Region boundary data:
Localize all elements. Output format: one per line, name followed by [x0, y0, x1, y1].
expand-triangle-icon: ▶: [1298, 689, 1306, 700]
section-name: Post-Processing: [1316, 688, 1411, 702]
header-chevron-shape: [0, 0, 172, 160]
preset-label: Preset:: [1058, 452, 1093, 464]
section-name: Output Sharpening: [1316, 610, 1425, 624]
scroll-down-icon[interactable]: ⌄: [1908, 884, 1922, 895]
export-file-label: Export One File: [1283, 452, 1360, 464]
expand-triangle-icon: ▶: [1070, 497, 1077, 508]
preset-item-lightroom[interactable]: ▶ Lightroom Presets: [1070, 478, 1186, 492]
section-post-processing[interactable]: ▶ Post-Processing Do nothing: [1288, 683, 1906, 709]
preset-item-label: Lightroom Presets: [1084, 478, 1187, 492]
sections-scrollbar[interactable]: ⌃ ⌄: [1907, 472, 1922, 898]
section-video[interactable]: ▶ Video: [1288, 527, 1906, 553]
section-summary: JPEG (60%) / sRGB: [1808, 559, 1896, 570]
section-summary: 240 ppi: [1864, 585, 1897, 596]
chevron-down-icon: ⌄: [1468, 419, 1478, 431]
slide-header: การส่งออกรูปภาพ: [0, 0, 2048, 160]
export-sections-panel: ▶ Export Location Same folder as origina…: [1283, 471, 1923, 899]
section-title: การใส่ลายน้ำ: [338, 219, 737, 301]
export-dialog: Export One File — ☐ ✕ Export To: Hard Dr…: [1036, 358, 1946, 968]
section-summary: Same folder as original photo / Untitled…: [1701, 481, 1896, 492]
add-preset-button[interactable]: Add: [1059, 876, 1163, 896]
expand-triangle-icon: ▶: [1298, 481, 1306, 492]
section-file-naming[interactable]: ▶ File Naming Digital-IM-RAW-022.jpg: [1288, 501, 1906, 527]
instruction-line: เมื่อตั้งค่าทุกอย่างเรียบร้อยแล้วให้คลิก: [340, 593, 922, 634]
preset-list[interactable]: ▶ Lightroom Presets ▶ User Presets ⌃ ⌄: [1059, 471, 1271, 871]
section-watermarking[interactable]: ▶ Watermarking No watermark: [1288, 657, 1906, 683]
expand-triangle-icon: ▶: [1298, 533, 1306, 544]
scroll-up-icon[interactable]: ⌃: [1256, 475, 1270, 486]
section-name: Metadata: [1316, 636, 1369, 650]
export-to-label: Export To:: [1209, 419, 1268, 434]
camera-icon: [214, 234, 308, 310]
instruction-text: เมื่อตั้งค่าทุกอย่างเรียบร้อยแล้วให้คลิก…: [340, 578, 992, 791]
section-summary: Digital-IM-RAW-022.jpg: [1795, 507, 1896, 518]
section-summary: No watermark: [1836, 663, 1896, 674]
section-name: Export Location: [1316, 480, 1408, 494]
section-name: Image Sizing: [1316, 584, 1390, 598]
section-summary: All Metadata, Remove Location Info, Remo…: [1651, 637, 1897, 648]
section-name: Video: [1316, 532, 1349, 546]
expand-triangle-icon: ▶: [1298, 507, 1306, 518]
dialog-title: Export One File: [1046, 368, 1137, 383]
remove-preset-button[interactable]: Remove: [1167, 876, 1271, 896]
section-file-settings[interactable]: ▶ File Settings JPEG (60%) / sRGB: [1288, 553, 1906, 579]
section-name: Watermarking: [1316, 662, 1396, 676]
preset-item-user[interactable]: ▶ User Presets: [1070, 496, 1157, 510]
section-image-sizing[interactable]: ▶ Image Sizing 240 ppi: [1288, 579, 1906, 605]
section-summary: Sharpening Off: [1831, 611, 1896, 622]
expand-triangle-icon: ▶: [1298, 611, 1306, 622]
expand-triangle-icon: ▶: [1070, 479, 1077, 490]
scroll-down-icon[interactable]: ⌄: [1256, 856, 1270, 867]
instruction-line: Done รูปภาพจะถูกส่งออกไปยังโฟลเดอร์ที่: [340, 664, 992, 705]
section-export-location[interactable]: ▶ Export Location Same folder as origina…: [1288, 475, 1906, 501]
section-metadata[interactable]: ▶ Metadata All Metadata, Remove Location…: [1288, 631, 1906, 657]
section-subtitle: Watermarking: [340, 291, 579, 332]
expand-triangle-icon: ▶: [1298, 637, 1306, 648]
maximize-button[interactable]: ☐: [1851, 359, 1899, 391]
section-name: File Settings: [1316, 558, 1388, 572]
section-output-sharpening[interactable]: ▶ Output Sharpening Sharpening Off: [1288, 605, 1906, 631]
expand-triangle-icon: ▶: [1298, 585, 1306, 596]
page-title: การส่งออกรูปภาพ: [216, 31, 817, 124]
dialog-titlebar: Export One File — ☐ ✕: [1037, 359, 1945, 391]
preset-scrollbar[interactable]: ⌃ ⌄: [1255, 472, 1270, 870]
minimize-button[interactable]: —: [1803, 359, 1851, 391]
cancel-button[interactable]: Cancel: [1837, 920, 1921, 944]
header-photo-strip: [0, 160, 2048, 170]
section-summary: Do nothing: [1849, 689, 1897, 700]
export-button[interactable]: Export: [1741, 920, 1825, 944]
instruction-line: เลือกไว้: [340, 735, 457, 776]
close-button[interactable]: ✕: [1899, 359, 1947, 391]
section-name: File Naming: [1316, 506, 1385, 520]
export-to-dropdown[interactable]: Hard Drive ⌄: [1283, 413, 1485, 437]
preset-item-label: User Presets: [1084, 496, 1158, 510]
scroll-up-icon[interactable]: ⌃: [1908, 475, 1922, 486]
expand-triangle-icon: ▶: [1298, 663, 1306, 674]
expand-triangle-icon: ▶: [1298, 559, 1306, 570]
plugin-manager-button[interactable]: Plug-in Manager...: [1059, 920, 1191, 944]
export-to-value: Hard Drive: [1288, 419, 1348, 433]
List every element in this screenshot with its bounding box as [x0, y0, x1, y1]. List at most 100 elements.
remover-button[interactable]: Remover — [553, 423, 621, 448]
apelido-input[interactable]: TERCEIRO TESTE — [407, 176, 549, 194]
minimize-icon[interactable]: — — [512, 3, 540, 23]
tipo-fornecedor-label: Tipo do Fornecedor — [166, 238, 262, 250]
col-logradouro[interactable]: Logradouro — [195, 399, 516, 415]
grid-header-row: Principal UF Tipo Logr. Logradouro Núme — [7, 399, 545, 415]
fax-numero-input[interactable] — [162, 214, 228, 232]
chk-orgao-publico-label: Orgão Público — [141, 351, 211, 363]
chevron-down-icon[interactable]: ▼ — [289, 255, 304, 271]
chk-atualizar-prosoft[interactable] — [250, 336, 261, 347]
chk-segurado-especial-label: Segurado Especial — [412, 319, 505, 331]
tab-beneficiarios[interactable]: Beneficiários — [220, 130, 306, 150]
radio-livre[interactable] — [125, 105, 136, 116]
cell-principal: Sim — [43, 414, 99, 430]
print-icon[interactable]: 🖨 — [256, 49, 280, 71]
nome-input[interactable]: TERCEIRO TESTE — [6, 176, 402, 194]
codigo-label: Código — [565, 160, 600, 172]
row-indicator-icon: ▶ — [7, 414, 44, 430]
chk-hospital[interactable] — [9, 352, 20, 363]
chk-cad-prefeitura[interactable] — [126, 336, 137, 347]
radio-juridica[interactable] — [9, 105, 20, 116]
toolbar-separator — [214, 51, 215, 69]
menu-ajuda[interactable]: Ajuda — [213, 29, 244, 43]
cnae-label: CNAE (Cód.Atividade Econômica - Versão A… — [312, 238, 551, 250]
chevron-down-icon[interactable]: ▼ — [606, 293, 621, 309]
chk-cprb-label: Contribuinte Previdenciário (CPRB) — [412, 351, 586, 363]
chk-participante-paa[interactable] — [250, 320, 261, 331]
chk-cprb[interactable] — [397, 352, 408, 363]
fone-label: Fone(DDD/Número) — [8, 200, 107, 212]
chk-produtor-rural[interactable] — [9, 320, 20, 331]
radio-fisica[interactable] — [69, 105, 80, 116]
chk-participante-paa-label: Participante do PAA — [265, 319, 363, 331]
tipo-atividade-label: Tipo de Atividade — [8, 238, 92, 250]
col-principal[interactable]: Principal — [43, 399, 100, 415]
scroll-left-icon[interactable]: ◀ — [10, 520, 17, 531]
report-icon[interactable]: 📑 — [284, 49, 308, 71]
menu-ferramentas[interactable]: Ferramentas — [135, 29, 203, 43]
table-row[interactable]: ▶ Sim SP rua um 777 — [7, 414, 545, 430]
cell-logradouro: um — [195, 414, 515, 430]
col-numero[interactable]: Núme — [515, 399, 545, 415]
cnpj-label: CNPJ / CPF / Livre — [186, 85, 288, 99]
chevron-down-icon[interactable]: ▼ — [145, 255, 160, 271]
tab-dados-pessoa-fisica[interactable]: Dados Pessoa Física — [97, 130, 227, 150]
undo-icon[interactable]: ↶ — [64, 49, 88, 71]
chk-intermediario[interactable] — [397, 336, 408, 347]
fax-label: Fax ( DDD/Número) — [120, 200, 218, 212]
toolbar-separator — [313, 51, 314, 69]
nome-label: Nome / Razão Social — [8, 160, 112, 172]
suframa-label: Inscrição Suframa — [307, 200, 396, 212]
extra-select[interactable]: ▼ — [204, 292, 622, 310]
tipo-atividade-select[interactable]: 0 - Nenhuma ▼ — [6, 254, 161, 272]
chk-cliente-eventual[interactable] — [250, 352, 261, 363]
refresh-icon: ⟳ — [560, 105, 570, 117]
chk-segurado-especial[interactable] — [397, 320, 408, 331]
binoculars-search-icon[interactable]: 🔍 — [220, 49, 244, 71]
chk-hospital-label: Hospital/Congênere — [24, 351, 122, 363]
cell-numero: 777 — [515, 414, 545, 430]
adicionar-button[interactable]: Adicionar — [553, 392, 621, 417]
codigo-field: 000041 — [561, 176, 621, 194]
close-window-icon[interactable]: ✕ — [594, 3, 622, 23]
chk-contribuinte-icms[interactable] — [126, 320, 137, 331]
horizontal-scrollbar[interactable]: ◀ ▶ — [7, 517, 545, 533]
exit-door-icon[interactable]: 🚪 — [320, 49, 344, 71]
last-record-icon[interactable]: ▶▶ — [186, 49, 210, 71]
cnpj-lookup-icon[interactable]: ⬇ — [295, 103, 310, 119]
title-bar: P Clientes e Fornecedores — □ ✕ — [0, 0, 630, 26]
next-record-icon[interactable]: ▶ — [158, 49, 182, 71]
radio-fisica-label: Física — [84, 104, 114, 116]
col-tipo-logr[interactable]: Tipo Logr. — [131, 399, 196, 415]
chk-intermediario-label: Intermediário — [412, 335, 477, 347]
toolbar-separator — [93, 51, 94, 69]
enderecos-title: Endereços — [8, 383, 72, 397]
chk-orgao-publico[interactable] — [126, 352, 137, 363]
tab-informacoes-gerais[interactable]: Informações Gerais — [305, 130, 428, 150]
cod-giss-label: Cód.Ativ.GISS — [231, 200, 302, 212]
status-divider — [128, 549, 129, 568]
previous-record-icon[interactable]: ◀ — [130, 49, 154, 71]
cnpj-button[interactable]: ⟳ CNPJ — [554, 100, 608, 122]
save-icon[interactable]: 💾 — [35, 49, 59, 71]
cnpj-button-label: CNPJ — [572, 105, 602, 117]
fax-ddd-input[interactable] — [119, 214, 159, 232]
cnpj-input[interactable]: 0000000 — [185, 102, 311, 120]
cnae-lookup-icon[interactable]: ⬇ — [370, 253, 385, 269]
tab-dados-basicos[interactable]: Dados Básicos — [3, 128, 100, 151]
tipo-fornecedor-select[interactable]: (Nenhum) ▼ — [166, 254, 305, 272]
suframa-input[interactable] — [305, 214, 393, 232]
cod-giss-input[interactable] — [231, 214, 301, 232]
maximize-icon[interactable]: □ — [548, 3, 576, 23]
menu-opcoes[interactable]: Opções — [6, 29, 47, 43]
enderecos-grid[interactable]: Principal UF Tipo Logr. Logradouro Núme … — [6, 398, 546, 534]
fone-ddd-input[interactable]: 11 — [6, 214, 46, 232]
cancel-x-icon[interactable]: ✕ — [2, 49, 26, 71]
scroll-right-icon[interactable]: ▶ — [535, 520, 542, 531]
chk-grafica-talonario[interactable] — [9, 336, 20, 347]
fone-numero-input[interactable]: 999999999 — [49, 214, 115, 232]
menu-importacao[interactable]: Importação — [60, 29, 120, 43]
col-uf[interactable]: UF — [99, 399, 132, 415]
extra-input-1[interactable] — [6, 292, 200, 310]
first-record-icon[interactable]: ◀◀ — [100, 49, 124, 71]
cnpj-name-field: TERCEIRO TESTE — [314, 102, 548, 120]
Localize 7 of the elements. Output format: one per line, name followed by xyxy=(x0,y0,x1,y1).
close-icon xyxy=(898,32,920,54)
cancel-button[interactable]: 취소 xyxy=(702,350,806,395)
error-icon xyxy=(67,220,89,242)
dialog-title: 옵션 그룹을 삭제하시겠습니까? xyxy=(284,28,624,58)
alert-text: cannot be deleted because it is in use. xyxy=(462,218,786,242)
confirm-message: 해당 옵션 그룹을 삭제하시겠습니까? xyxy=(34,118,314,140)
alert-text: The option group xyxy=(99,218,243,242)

» **Problem details**
Please copy the records above, starting at the first line and ending after the line that contains "section-title: การใส่ลายน้ำ: [338, 219, 737, 301]".

» **Solution for this task**
Localize all elements. Output format: one per line, name followed by [x0, y0, x1, y1].
expand-triangle-icon: ▶: [1298, 689, 1306, 700]
section-name: Post-Processing: [1316, 688, 1411, 702]
header-chevron-shape: [0, 0, 172, 160]
preset-label: Preset:: [1058, 452, 1093, 464]
section-name: Output Sharpening: [1316, 610, 1425, 624]
scroll-down-icon[interactable]: ⌄: [1908, 884, 1922, 895]
export-file-label: Export One File: [1283, 452, 1360, 464]
expand-triangle-icon: ▶: [1070, 497, 1077, 508]
preset-item-lightroom[interactable]: ▶ Lightroom Presets: [1070, 478, 1186, 492]
section-post-processing[interactable]: ▶ Post-Processing Do nothing: [1288, 683, 1906, 709]
preset-item-label: Lightroom Presets: [1084, 478, 1187, 492]
sections-scrollbar[interactable]: ⌃ ⌄: [1907, 472, 1922, 898]
section-video[interactable]: ▶ Video: [1288, 527, 1906, 553]
section-summary: JPEG (60%) / sRGB: [1808, 559, 1896, 570]
section-summary: 240 ppi: [1864, 585, 1897, 596]
chevron-down-icon: ⌄: [1468, 419, 1478, 431]
slide-header: การส่งออกรูปภาพ: [0, 0, 2048, 160]
export-sections-panel: ▶ Export Location Same folder as origina…: [1283, 471, 1923, 899]
section-title: การใส่ลายน้ำ: [338, 219, 737, 301]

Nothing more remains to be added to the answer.